══ 原文摘录

随机森林是一种灵活的、便于使用的机器学习算法,可以用来进行分类和回归任务。之前一篇文章通过R语言详细演示了如何用R做随机森林预测,本文主要通过python向大家介绍如何完成一个基本得随机森林预测。
随机森林的基本原理如下图:
我们主要用到Scikit-learn(sklearn)包,其对常用的机器学习方法进行了封装,包括回归(Regression)、降维(Dimensionality Reduction)、分类(Classfication)、聚类(Clustering)等方法。我们主要用 Scikit-learn 进行随机森林演示:
# 需要用到的模块
from sklearn.ensemble import RandomForestClassifier as RFC
from sklearn.datasets import load_iris
from sklearn import metrics
import numpy as np
import pandas as pd
import seaborn as sn
import matplotlib.pyplot as plt
加载鸢尾花数据:
iris = load_iris()
df = pd.DataFrame(iris.data, columns=iris.feature_names)
分训练集和测试集数据
df['is_train'] = np.random.uniform(0, 1, len(df)) <= .75
df['species'] = pd.Categorical.from_codes(iris.target, iris.target_names)
train, test = df[df['is_train']==True], \
df[df['is_train']==False]
定义特征列
features = df.columns[0:4]
RF建模(RandomForestClassifier函数)
forest = RFC(n_jobs=2,
n_estimators=500, # 在利用最大投票数或平均值来预测之前,建立子树的数量
criterion='gini')
y, _ = pd.factorize(train['species'])
forest.fit(train[features], y)
测试集预测
preds = iris.target_names[forest.predict(test[features])]
# 打印混淆矩阵
confusion_matrix = pd.crosstab(index=test['species'],
columns=preds,
rownames=['actual'],
colnames=['preds'])
print(confusion_matrix)
preds setosa versicolor virginica
actual
setosa 13 0 0
versicolor 0 13 0
virginica 0 0 12
绘制混淆矩阵热图
sn.heatmap(confusion_matrix, annot=True)
print('Accuracy: ', metrics.accuracy_score(test['species'], preds))
plt.show()
计算变量重要程度
# 计算变量重要程度
importances = forest.feature_importances_
indices = np.argsort(importances)
# 绘制变量重要程度图
plt.figure(1)
plt.title('Feature Importances')
plt.barh(range(len(indices)), importances[indices], color='b', align='center')
plt.yticks(range(len(indices)), features[indices])
plt.xlabel('Relative Importance')
plt.show()

════
══ 原始记录

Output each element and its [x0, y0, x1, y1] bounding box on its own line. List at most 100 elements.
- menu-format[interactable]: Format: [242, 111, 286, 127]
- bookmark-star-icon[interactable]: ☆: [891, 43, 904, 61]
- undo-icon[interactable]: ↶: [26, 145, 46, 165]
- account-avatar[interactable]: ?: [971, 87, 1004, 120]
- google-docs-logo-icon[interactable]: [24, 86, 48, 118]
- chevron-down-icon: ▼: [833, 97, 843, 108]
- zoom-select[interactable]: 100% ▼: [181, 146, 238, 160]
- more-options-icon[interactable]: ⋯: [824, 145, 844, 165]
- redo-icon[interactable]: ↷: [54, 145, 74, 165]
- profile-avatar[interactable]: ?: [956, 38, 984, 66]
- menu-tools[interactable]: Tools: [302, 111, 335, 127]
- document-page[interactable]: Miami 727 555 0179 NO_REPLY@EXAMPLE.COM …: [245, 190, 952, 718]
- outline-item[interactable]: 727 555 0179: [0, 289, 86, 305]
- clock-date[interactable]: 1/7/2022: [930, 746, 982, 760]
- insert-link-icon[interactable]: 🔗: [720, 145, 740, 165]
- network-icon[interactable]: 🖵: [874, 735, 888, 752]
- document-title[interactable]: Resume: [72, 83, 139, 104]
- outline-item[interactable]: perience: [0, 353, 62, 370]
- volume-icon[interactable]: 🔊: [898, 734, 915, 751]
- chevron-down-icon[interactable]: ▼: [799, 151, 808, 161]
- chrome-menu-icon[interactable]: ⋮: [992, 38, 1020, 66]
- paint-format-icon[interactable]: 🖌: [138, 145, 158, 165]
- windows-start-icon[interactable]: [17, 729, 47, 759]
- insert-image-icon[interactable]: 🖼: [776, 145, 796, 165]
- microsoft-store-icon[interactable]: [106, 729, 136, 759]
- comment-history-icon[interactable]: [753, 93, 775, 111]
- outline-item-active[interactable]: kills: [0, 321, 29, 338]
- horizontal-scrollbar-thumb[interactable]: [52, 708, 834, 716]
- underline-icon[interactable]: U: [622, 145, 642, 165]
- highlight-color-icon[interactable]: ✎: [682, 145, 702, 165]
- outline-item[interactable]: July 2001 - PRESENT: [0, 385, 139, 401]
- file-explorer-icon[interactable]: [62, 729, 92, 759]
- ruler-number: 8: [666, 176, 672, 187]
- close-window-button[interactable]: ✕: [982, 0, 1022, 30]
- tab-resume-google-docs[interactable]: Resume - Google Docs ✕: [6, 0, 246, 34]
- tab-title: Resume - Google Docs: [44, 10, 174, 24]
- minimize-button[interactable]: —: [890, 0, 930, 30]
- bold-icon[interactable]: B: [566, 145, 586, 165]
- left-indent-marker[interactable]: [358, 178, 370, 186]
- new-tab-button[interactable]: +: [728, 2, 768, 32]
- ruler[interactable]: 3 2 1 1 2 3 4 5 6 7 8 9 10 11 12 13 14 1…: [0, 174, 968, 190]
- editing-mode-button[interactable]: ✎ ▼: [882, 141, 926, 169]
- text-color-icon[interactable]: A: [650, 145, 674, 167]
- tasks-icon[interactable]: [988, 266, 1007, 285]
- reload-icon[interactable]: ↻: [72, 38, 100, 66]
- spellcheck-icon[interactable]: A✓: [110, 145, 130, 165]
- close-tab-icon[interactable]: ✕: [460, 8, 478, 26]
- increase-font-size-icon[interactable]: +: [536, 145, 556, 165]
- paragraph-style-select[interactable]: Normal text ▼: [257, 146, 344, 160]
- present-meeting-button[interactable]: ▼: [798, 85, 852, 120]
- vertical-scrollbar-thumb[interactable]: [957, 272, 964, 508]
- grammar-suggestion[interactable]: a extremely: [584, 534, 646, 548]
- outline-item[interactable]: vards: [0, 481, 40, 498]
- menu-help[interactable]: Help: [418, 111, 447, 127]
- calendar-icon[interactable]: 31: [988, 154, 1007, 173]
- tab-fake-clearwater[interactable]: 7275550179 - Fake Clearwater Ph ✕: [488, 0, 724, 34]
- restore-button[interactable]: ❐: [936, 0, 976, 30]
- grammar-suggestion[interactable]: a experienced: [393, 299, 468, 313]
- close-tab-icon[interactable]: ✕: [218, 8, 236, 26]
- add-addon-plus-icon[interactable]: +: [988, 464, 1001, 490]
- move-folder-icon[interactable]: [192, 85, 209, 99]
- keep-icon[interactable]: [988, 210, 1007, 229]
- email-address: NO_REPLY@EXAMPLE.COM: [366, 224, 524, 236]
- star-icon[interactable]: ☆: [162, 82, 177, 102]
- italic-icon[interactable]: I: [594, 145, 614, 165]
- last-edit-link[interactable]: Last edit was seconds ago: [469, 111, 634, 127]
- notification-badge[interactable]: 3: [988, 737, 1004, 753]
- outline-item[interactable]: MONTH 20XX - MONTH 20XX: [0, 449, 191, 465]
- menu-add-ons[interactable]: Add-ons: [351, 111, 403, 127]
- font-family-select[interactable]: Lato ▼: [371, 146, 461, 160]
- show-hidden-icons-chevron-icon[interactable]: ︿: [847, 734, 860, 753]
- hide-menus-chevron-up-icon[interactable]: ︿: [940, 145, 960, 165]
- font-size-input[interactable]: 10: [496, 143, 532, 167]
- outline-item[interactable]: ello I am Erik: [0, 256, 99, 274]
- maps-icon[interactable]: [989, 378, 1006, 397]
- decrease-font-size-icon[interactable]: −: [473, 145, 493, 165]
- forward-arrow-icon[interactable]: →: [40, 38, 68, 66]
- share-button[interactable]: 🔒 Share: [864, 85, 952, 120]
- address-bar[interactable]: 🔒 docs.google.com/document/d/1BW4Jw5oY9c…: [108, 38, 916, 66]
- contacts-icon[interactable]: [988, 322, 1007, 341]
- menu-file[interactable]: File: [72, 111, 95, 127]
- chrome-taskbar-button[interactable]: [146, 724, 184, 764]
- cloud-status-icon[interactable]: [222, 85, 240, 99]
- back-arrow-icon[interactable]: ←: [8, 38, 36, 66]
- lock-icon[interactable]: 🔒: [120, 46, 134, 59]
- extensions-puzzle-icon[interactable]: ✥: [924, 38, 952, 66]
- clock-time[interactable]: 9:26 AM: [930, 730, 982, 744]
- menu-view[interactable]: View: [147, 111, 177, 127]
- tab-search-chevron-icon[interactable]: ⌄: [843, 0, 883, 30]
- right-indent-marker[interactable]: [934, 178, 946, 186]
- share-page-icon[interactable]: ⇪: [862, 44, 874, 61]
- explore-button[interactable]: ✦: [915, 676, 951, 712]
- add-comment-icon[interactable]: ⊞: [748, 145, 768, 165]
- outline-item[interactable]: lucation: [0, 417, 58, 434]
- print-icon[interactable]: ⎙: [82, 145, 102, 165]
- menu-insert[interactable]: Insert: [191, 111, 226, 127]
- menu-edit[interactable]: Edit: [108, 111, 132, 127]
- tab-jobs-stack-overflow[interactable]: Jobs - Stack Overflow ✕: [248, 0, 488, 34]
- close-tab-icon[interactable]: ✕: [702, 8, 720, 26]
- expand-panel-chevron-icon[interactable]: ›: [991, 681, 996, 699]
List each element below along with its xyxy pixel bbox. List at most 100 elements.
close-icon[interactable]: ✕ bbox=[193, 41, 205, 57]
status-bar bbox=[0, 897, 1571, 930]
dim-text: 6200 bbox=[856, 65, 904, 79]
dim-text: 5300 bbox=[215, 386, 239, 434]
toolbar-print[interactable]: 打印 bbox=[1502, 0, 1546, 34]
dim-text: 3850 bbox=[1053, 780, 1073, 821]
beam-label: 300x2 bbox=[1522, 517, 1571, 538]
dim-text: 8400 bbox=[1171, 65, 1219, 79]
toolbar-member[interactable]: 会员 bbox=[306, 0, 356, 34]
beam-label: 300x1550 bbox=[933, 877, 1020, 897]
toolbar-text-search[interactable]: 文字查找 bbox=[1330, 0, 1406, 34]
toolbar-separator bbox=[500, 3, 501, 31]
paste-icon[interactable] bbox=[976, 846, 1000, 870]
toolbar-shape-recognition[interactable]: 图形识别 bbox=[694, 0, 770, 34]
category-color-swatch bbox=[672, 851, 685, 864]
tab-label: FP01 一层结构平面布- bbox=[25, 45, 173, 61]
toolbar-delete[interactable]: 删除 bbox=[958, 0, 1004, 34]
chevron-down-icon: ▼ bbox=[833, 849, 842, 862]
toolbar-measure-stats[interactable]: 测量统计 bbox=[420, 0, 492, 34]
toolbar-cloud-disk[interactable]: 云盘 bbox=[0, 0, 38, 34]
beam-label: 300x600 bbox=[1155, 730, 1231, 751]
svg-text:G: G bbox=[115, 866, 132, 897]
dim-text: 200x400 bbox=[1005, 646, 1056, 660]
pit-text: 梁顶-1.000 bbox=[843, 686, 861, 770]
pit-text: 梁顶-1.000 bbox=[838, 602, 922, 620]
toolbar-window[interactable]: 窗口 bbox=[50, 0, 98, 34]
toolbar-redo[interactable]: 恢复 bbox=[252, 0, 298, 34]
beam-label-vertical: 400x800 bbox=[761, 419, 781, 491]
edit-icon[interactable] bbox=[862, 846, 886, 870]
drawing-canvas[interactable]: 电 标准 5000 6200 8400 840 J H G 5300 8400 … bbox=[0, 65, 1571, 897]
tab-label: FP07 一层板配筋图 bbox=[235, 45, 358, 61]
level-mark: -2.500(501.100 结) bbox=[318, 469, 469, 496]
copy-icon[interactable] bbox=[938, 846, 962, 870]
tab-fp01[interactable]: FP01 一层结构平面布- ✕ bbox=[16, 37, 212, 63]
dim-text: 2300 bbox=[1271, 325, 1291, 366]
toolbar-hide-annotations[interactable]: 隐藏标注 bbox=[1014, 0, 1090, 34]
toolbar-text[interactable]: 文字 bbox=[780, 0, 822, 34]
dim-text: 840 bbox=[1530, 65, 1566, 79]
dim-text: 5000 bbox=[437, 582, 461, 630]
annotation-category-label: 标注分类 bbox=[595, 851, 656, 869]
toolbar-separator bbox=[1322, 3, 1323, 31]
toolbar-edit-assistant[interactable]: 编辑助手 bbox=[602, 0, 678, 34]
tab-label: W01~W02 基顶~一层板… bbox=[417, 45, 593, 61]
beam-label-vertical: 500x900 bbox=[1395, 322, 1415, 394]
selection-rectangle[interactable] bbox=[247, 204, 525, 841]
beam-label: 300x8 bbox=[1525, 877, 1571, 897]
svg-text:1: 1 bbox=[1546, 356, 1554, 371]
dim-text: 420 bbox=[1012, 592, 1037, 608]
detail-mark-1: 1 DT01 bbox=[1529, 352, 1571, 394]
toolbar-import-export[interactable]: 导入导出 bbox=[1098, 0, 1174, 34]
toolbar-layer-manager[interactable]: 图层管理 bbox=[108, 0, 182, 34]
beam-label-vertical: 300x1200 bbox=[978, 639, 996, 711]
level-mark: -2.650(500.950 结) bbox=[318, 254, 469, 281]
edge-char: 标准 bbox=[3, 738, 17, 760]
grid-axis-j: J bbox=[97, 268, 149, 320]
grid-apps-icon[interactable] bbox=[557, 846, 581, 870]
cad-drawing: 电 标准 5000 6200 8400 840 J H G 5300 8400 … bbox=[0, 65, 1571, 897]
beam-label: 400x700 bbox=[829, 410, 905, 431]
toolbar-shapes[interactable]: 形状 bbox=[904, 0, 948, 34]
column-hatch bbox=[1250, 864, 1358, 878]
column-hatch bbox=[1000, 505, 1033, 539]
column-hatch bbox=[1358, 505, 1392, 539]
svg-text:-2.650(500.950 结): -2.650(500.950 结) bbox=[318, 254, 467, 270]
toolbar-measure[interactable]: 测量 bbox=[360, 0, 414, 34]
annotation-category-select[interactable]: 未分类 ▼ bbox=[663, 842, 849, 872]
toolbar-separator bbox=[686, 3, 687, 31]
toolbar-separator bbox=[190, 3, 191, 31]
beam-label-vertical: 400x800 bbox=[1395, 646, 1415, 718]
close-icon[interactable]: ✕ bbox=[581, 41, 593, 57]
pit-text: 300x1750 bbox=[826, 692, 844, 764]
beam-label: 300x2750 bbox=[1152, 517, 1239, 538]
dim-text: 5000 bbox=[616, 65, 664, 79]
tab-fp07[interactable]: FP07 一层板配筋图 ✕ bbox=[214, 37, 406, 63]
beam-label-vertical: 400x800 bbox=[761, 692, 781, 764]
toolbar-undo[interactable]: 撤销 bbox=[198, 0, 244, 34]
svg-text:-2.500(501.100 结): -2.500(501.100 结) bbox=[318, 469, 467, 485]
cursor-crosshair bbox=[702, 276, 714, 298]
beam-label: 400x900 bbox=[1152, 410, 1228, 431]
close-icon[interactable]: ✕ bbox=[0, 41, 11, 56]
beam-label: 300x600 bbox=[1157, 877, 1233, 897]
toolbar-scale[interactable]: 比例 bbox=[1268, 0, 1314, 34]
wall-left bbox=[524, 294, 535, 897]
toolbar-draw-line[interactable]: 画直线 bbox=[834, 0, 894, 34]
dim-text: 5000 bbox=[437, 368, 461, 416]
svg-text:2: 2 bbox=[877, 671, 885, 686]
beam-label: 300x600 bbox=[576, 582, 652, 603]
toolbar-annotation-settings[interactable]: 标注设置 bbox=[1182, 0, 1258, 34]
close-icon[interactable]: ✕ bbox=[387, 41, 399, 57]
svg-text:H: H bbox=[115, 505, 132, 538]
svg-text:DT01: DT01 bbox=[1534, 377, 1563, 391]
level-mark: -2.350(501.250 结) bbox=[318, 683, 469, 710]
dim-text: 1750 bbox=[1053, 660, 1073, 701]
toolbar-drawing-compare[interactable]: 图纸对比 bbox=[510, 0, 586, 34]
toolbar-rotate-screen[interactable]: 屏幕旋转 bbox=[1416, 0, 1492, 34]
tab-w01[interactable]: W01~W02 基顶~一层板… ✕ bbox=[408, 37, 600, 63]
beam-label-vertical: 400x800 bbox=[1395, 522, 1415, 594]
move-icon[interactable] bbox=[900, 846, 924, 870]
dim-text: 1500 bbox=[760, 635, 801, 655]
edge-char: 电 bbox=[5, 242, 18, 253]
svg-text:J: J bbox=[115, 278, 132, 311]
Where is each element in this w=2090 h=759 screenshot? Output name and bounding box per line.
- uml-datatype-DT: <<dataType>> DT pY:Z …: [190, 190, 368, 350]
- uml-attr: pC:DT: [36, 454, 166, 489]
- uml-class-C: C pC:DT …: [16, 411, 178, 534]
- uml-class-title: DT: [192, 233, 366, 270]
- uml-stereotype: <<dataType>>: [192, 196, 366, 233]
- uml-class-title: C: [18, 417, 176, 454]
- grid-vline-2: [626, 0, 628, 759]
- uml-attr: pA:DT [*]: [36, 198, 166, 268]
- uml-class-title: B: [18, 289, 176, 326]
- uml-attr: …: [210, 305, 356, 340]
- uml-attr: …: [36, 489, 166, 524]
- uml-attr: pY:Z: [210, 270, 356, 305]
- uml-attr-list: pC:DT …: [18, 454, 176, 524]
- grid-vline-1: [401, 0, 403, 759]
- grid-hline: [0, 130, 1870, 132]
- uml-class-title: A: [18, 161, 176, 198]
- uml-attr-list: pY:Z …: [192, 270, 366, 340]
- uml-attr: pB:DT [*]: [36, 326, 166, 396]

════

● **任务说明**
把上方原文中的句子"随机森林是一种灵活的、便于使用的机器学习算法,可以用来进行分类和回归任务。"译成英文。

● **任务答复**
Random forest is a flexible, easy-to-use machine learning algorithm that can be used for classification and regression tasks.